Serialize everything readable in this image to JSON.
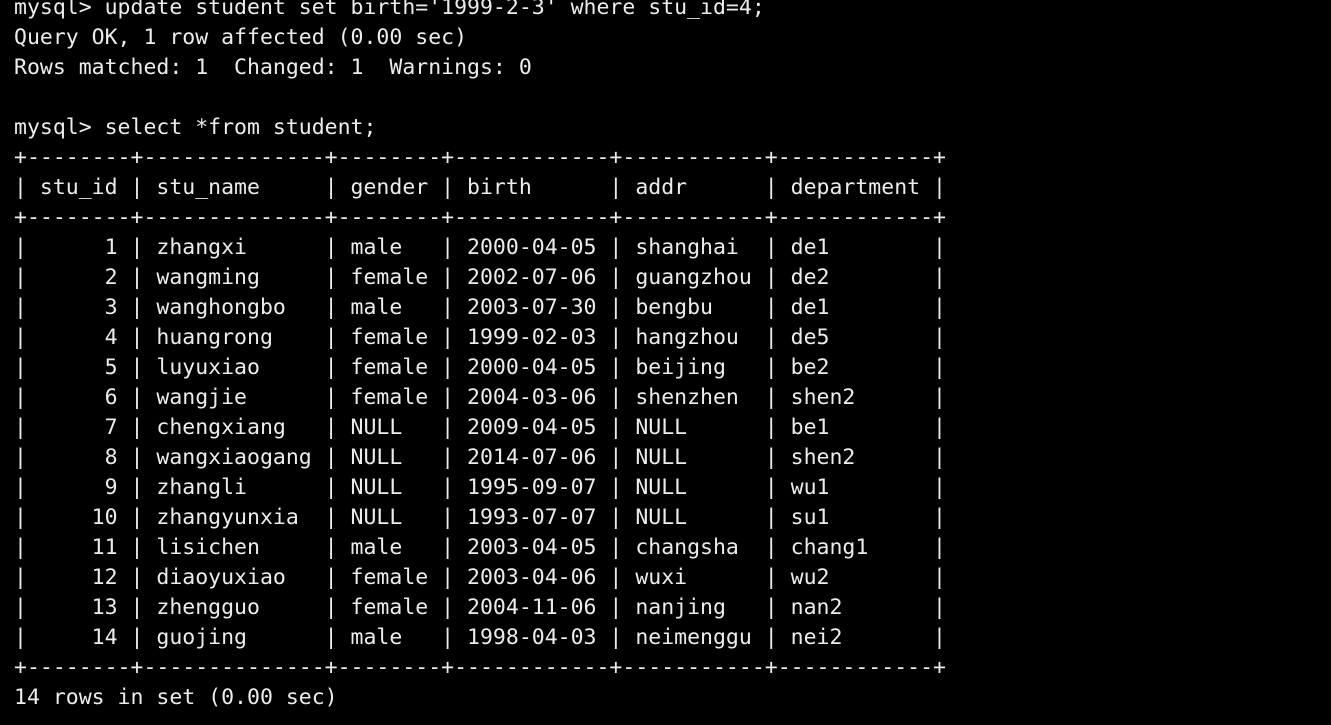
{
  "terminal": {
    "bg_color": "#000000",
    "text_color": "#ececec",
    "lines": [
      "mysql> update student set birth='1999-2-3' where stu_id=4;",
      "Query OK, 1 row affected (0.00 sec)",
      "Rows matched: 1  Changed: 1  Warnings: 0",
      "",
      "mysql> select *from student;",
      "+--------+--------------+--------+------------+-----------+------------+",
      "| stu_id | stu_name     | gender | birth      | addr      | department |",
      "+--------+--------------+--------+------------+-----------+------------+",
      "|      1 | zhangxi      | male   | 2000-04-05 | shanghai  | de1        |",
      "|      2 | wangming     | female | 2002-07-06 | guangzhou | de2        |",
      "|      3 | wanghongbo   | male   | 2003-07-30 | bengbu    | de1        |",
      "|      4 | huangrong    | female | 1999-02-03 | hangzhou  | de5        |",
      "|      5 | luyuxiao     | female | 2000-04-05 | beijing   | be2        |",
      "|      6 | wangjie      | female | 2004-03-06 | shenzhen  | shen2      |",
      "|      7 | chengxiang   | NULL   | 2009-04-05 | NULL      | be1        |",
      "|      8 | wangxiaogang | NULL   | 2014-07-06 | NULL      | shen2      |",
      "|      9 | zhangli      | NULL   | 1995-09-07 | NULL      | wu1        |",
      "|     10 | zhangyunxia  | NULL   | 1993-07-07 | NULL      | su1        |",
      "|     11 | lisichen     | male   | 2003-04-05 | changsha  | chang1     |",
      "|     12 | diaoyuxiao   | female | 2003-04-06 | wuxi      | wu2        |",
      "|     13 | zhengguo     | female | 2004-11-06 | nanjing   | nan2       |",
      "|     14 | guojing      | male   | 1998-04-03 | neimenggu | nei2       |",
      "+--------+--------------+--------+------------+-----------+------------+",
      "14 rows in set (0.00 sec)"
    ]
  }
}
________________________________________
## Required work:
Each line of the material must be retyped exactly, except that images are omitted.

## The response:
Serialize everything readable in this image to JSON.
{
  "terminal": {
    "bg_color": "#000000",
    "text_color": "#ececec",
    "lines": [
      "mysql> update student set birth='1999-2-3' where stu_id=4;",
      "Query OK, 1 row affected (0.00 sec)",
      "Rows matched: 1  Changed: 1  Warnings: 0",
      "",
      "mysql> select *from student;",
      "+--------+--------------+--------+------------+-----------+------------+",
      "| stu_id | stu_name     | gender | birth      | addr      | department |",
      "+--------+--------------+--------+------------+-----------+------------+",
      "|      1 | zhangxi      | male   | 2000-04-05 | shanghai  | de1        |",
      "|      2 | wangming     | female | 2002-07-06 | guangzhou | de2        |",
      "|      3 | wanghongbo   | male   | 2003-07-30 | bengbu    | de1        |",
      "|      4 | huangrong    | female | 1999-02-03 | hangzhou  | de5        |",
      "|      5 | luyuxiao     | female | 2000-04-05 | beijing   | be2        |",
      "|      6 | wangjie      | female | 2004-03-06 | shenzhen  | shen2      |",
      "|      7 | chengxiang   | NULL   | 2009-04-05 | NULL      | be1        |",
      "|      8 | wangxiaogang | NULL   | 2014-07-06 | NULL      | shen2      |",
      "|      9 | zhangli      | NULL   | 1995-09-07 | NULL      | wu1        |",
      "|     10 | zhangyunxia  | NULL   | 1993-07-07 | NULL      | su1        |",
      "|     11 | lisichen     | male   | 2003-04-05 | changsha  | chang1     |",
      "|     12 | diaoyuxiao   | female | 2003-04-06 | wuxi      | wu2        |",
      "|     13 | zhengguo     | female | 2004-11-06 | nanjing   | nan2       |",
      "|     14 | guojing      | male   | 1998-04-03 | neimenggu | nei2       |",
      "+--------+--------------+--------+------------+-----------+------------+",
      "14 rows in set (0.00 sec)"
    ]
  }
}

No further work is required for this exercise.